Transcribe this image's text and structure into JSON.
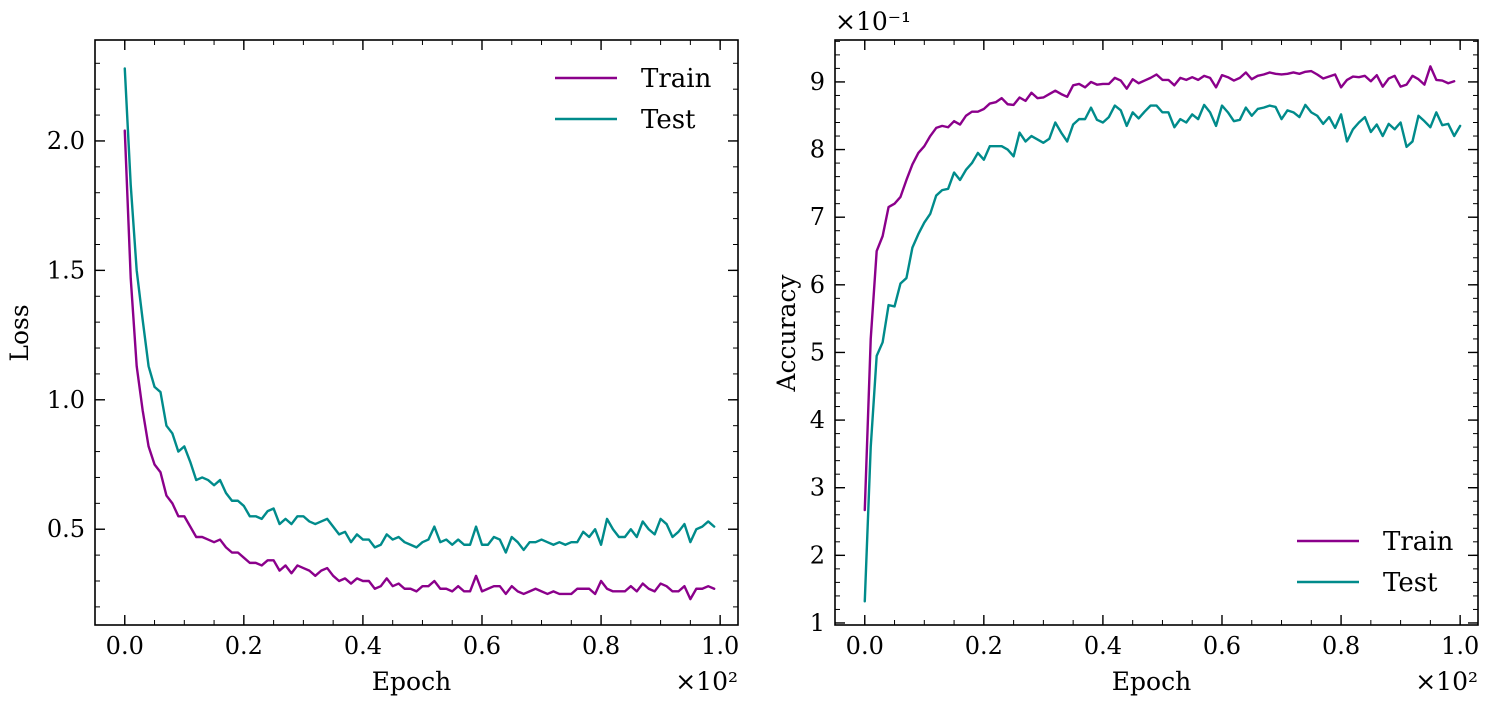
{
  "colors": {
    "train": "#8b008b",
    "test": "#008b8b"
  },
  "chart_data": [
    {
      "type": "line",
      "xlabel": "Epoch",
      "ylabel": "Loss",
      "x_multiplier_label": "×10²",
      "xlim": [
        -0.05,
        1.03
      ],
      "ylim": [
        0.13,
        2.39
      ],
      "x_ticks": [
        0.0,
        0.2,
        0.4,
        0.6,
        0.8,
        1.0
      ],
      "x_tick_labels": [
        "0.0",
        "0.2",
        "0.4",
        "0.6",
        "0.8",
        "1.0"
      ],
      "y_ticks": [
        0.5,
        1.0,
        1.5,
        2.0
      ],
      "y_tick_labels": [
        "0.5",
        "1.0",
        "1.5",
        "2.0"
      ],
      "legend_position": "top-right",
      "series": [
        {
          "name": "Train",
          "color_key": "train",
          "x_start": 0.0,
          "x_step": 0.01,
          "values": [
            2.04,
            1.47,
            1.13,
            0.96,
            0.82,
            0.75,
            0.72,
            0.63,
            0.6,
            0.55,
            0.55,
            0.51,
            0.47,
            0.47,
            0.46,
            0.45,
            0.46,
            0.43,
            0.41,
            0.41,
            0.39,
            0.37,
            0.37,
            0.36,
            0.38,
            0.38,
            0.34,
            0.36,
            0.33,
            0.36,
            0.35,
            0.34,
            0.32,
            0.34,
            0.35,
            0.32,
            0.3,
            0.31,
            0.29,
            0.31,
            0.3,
            0.3,
            0.27,
            0.28,
            0.31,
            0.28,
            0.29,
            0.27,
            0.27,
            0.26,
            0.28,
            0.28,
            0.3,
            0.27,
            0.27,
            0.26,
            0.28,
            0.26,
            0.26,
            0.32,
            0.26,
            0.27,
            0.28,
            0.28,
            0.25,
            0.28,
            0.26,
            0.25,
            0.26,
            0.27,
            0.26,
            0.25,
            0.26,
            0.25,
            0.25,
            0.25,
            0.27,
            0.27,
            0.27,
            0.25,
            0.3,
            0.27,
            0.26,
            0.26,
            0.26,
            0.28,
            0.26,
            0.29,
            0.27,
            0.26,
            0.29,
            0.28,
            0.26,
            0.26,
            0.28,
            0.23,
            0.27,
            0.27,
            0.28,
            0.27
          ]
        },
        {
          "name": "Test",
          "color_key": "test",
          "x_start": 0.0,
          "x_step": 0.01,
          "values": [
            2.28,
            1.83,
            1.5,
            1.31,
            1.13,
            1.05,
            1.03,
            0.9,
            0.87,
            0.8,
            0.82,
            0.76,
            0.69,
            0.7,
            0.69,
            0.67,
            0.69,
            0.64,
            0.61,
            0.61,
            0.59,
            0.55,
            0.55,
            0.54,
            0.57,
            0.58,
            0.52,
            0.54,
            0.52,
            0.55,
            0.55,
            0.53,
            0.52,
            0.53,
            0.54,
            0.51,
            0.48,
            0.49,
            0.45,
            0.48,
            0.46,
            0.46,
            0.43,
            0.44,
            0.48,
            0.46,
            0.47,
            0.45,
            0.44,
            0.43,
            0.45,
            0.46,
            0.51,
            0.45,
            0.46,
            0.44,
            0.46,
            0.44,
            0.44,
            0.51,
            0.44,
            0.44,
            0.47,
            0.46,
            0.41,
            0.47,
            0.45,
            0.42,
            0.45,
            0.45,
            0.46,
            0.45,
            0.44,
            0.45,
            0.44,
            0.45,
            0.45,
            0.49,
            0.47,
            0.5,
            0.44,
            0.54,
            0.5,
            0.47,
            0.47,
            0.5,
            0.47,
            0.53,
            0.5,
            0.48,
            0.54,
            0.52,
            0.47,
            0.49,
            0.52,
            0.45,
            0.5,
            0.51,
            0.53,
            0.51
          ]
        }
      ]
    },
    {
      "type": "line",
      "xlabel": "Epoch",
      "ylabel": "Accuracy",
      "x_multiplier_label": "×10²",
      "y_multiplier_label": "×10⁻¹",
      "xlim": [
        -0.05,
        1.03
      ],
      "ylim": [
        0.97,
        9.62
      ],
      "x_ticks": [
        0.0,
        0.2,
        0.4,
        0.6,
        0.8,
        1.0
      ],
      "x_tick_labels": [
        "0.0",
        "0.2",
        "0.4",
        "0.6",
        "0.8",
        "1.0"
      ],
      "y_ticks": [
        1,
        2,
        3,
        4,
        5,
        6,
        7,
        8,
        9
      ],
      "y_tick_labels": [
        "1",
        "2",
        "3",
        "4",
        "5",
        "6",
        "7",
        "8",
        "9"
      ],
      "legend_position": "bottom-right",
      "series": [
        {
          "name": "Train",
          "color_key": "train",
          "x_start": 0.0,
          "x_step": 0.01,
          "values": [
            2.67,
            5.2,
            6.5,
            6.72,
            7.15,
            7.2,
            7.3,
            7.55,
            7.78,
            7.95,
            8.05,
            8.2,
            8.32,
            8.35,
            8.33,
            8.42,
            8.37,
            8.5,
            8.56,
            8.56,
            8.6,
            8.68,
            8.7,
            8.76,
            8.67,
            8.66,
            8.77,
            8.72,
            8.84,
            8.76,
            8.77,
            8.82,
            8.87,
            8.82,
            8.78,
            8.95,
            8.97,
            8.92,
            9.0,
            8.96,
            8.97,
            8.97,
            9.06,
            9.02,
            8.9,
            9.04,
            8.98,
            9.02,
            9.06,
            9.11,
            9.03,
            9.03,
            8.95,
            9.06,
            9.03,
            9.07,
            9.03,
            9.09,
            9.06,
            8.92,
            9.1,
            9.07,
            9.02,
            9.06,
            9.14,
            9.04,
            9.09,
            9.11,
            9.14,
            9.12,
            9.11,
            9.12,
            9.14,
            9.12,
            9.15,
            9.16,
            9.11,
            9.05,
            9.08,
            9.11,
            8.92,
            9.03,
            9.08,
            9.07,
            9.09,
            9.01,
            9.1,
            8.93,
            9.05,
            9.09,
            8.93,
            8.96,
            9.09,
            9.04,
            8.96,
            9.23,
            9.03,
            9.02,
            8.98,
            9.01
          ]
        },
        {
          "name": "Test",
          "color_key": "test",
          "x_start": 0.0,
          "x_step": 0.01,
          "values": [
            1.32,
            3.6,
            4.95,
            5.15,
            5.7,
            5.68,
            6.02,
            6.1,
            6.55,
            6.75,
            6.92,
            7.05,
            7.32,
            7.4,
            7.42,
            7.66,
            7.55,
            7.7,
            7.8,
            7.95,
            7.85,
            8.05,
            8.05,
            8.05,
            8.0,
            7.9,
            8.25,
            8.12,
            8.2,
            8.15,
            8.1,
            8.16,
            8.4,
            8.25,
            8.12,
            8.37,
            8.45,
            8.45,
            8.62,
            8.44,
            8.4,
            8.48,
            8.65,
            8.58,
            8.35,
            8.55,
            8.46,
            8.56,
            8.65,
            8.65,
            8.55,
            8.55,
            8.33,
            8.45,
            8.4,
            8.52,
            8.45,
            8.66,
            8.55,
            8.35,
            8.65,
            8.55,
            8.42,
            8.44,
            8.62,
            8.5,
            8.6,
            8.62,
            8.65,
            8.63,
            8.45,
            8.58,
            8.55,
            8.48,
            8.66,
            8.55,
            8.5,
            8.38,
            8.48,
            8.32,
            8.52,
            8.12,
            8.3,
            8.4,
            8.48,
            8.26,
            8.37,
            8.2,
            8.38,
            8.3,
            8.4,
            8.04,
            8.12,
            8.5,
            8.42,
            8.33,
            8.55,
            8.36,
            8.38,
            8.2,
            8.35
          ]
        }
      ]
    }
  ]
}
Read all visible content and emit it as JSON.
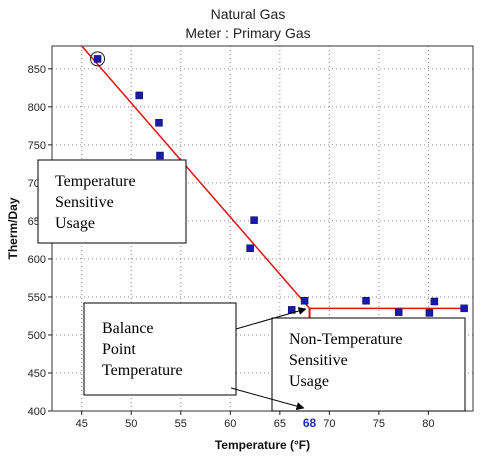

********************

[Work to be completed]
Pictures are excluded; copy every other part of the records exactly.

[Full answer]
Transcribe this image's text and structure into JSON.
{
  "colors": {
    "train": "#8b008b",
    "test": "#008b8b"
  },
  "chart_data": [
    {
      "type": "line",
      "xlabel": "Epoch",
      "ylabel": "Loss",
      "x_multiplier_label": "×10²",
      "xlim": [
        -0.05,
        1.03
      ],
      "ylim": [
        0.13,
        2.39
      ],
      "x_ticks": [
        0.0,
        0.2,
        0.4,
        0.6,
        0.8,
        1.0
      ],
      "x_tick_labels": [
        "0.0",
        "0.2",
        "0.4",
        "0.6",
        "0.8",
        "1.0"
      ],
      "y_ticks": [
        0.5,
        1.0,
        1.5,
        2.0
      ],
      "y_tick_labels": [
        "0.5",
        "1.0",
        "1.5",
        "2.0"
      ],
      "legend_position": "top-right",
      "series": [
        {
          "name": "Train",
          "color_key": "train",
          "x_start": 0.0,
          "x_step": 0.01,
          "values": [
            2.04,
            1.47,
            1.13,
            0.96,
            0.82,
            0.75,
            0.72,
            0.63,
            0.6,
            0.55,
            0.55,
            0.51,
            0.47,
            0.47,
            0.46,
            0.45,
            0.46,
            0.43,
            0.41,
            0.41,
            0.39,
            0.37,
            0.37,
            0.36,
            0.38,
            0.38,
            0.34,
            0.36,
            0.33,
            0.36,
            0.35,
            0.34,
            0.32,
            0.34,
            0.35,
            0.32,
            0.3,
            0.31,
            0.29,
            0.31,
            0.3,
            0.3,
            0.27,
            0.28,
            0.31,
            0.28,
            0.29,
            0.27,
            0.27,
            0.26,
            0.28,
            0.28,
            0.3,
            0.27,
            0.27,
            0.26,
            0.28,
            0.26,
            0.26,
            0.32,
            0.26,
            0.27,
            0.28,
            0.28,
            0.25,
            0.28,
            0.26,
            0.25,
            0.26,
            0.27,
            0.26,
            0.25,
            0.26,
            0.25,
            0.25,
            0.25,
            0.27,
            0.27,
            0.27,
            0.25,
            0.3,
            0.27,
            0.26,
            0.26,
            0.26,
            0.28,
            0.26,
            0.29,
            0.27,
            0.26,
            0.29,
            0.28,
            0.26,
            0.26,
            0.28,
            0.23,
            0.27,
            0.27,
            0.28,
            0.27
          ]
        },
        {
          "name": "Test",
          "color_key": "test",
          "x_start": 0.0,
          "x_step": 0.01,
          "values": [
            2.28,
            1.83,
            1.5,
            1.31,
            1.13,
            1.05,
            1.03,
            0.9,
            0.87,
            0.8,
            0.82,
            0.76,
            0.69,
            0.7,
            0.69,
            0.67,
            0.69,
            0.64,
            0.61,
            0.61,
            0.59,
            0.55,
            0.55,
            0.54,
            0.57,
            0.58,
            0.52,
            0.54,
            0.52,
            0.55,
            0.55,
            0.53,
            0.52,
            0.53,
            0.54,
            0.51,
            0.48,
            0.49,
            0.45,
            0.48,
            0.46,
            0.46,
            0.43,
            0.44,
            0.48,
            0.46,
            0.47,
            0.45,
            0.44,
            0.43,
            0.45,
            0.46,
            0.51,
            0.45,
            0.46,
            0.44,
            0.46,
            0.44,
            0.44,
            0.51,
            0.44,
            0.44,
            0.47,
            0.46,
            0.41,
            0.47,
            0.45,
            0.42,
            0.45,
            0.45,
            0.46,
            0.45,
            0.44,
            0.45,
            0.44,
            0.45,
            0.45,
            0.49,
            0.47,
            0.5,
            0.44,
            0.54,
            0.5,
            0.47,
            0.47,
            0.5,
            0.47,
            0.53,
            0.5,
            0.48,
            0.54,
            0.52,
            0.47,
            0.49,
            0.52,
            0.45,
            0.5,
            0.51,
            0.53,
            0.51
          ]
        }
      ]
    },
    {
      "type": "line",
      "xlabel": "Epoch",
      "ylabel": "Accuracy",
      "x_multiplier_label": "×10²",
      "y_multiplier_label": "×10⁻¹",
      "xlim": [
        -0.05,
        1.03
      ],
      "ylim": [
        0.97,
        9.62
      ],
      "x_ticks": [
        0.0,
        0.2,
        0.4,
        0.6,
        0.8,
        1.0
      ],
      "x_tick_labels": [
        "0.0",
        "0.2",
        "0.4",
        "0.6",
        "0.8",
        "1.0"
      ],
      "y_ticks": [
        1,
        2,
        3,
        4,
        5,
        6,
        7,
        8,
        9
      ],
      "y_tick_labels": [
        "1",
        "2",
        "3",
        "4",
        "5",
        "6",
        "7",
        "8",
        "9"
      ],
      "legend_position": "bottom-right",
      "series": [
        {
          "name": "Train",
          "color_key": "train",
          "x_start": 0.0,
          "x_step": 0.01,
          "values": [
            2.67,
            5.2,
            6.5,
            6.72,
            7.15,
            7.2,
            7.3,
            7.55,
            7.78,
            7.95,
            8.05,
            8.2,
            8.32,
            8.35,
            8.33,
            8.42,
            8.37,
            8.5,
            8.56,
            8.56,
            8.6,
            8.68,
            8.7,
            8.76,
            8.67,
            8.66,
            8.77,
            8.72,
            8.84,
            8.76,
            8.77,
            8.82,
            8.87,
            8.82,
            8.78,
            8.95,
            8.97,
            8.92,
            9.0,
            8.96,
            8.97,
            8.97,
            9.06,
            9.02,
            8.9,
            9.04,
            8.98,
            9.02,
            9.06,
            9.11,
            9.03,
            9.03,
            8.95,
            9.06,
            9.03,
            9.07,
            9.03,
            9.09,
            9.06,
            8.92,
            9.1,
            9.07,
            9.02,
            9.06,
            9.14,
            9.04,
            9.09,
            9.11,
            9.14,
            9.12,
            9.11,
            9.12,
            9.14,
            9.12,
            9.15,
            9.16,
            9.11,
            9.05,
            9.08,
            9.11,
            8.92,
            9.03,
            9.08,
            9.07,
            9.09,
            9.01,
            9.1,
            8.93,
            9.05,
            9.09,
            8.93,
            8.96,
            9.09,
            9.04,
            8.96,
            9.23,
            9.03,
            9.02,
            8.98,
            9.01
          ]
        },
        {
          "name": "Test",
          "color_key": "test",
          "x_start": 0.0,
          "x_step": 0.01,
          "values": [
            1.32,
            3.6,
            4.95,
            5.15,
            5.7,
            5.68,
            6.02,
            6.1,
            6.55,
            6.75,
            6.92,
            7.05,
            7.32,
            7.4,
            7.42,
            7.66,
            7.55,
            7.7,
            7.8,
            7.95,
            7.85,
            8.05,
            8.05,
            8.05,
            8.0,
            7.9,
            8.25,
            8.12,
            8.2,
            8.15,
            8.1,
            8.16,
            8.4,
            8.25,
            8.12,
            8.37,
            8.45,
            8.45,
            8.62,
            8.44,
            8.4,
            8.48,
            8.65,
            8.58,
            8.35,
            8.55,
            8.46,
            8.56,
            8.65,
            8.65,
            8.55,
            8.55,
            8.33,
            8.45,
            8.4,
            8.52,
            8.45,
            8.66,
            8.55,
            8.35,
            8.65,
            8.55,
            8.42,
            8.44,
            8.62,
            8.5,
            8.6,
            8.62,
            8.65,
            8.63,
            8.45,
            8.58,
            8.55,
            8.48,
            8.66,
            8.55,
            8.5,
            8.38,
            8.48,
            8.32,
            8.52,
            8.12,
            8.3,
            8.4,
            8.48,
            8.26,
            8.37,
            8.2,
            8.38,
            8.3,
            8.4,
            8.04,
            8.12,
            8.5,
            8.42,
            8.33,
            8.55,
            8.36,
            8.38,
            8.2,
            8.35
          ]
        }
      ]
    }
  ]
}
Read all visible content and emit it as JSON.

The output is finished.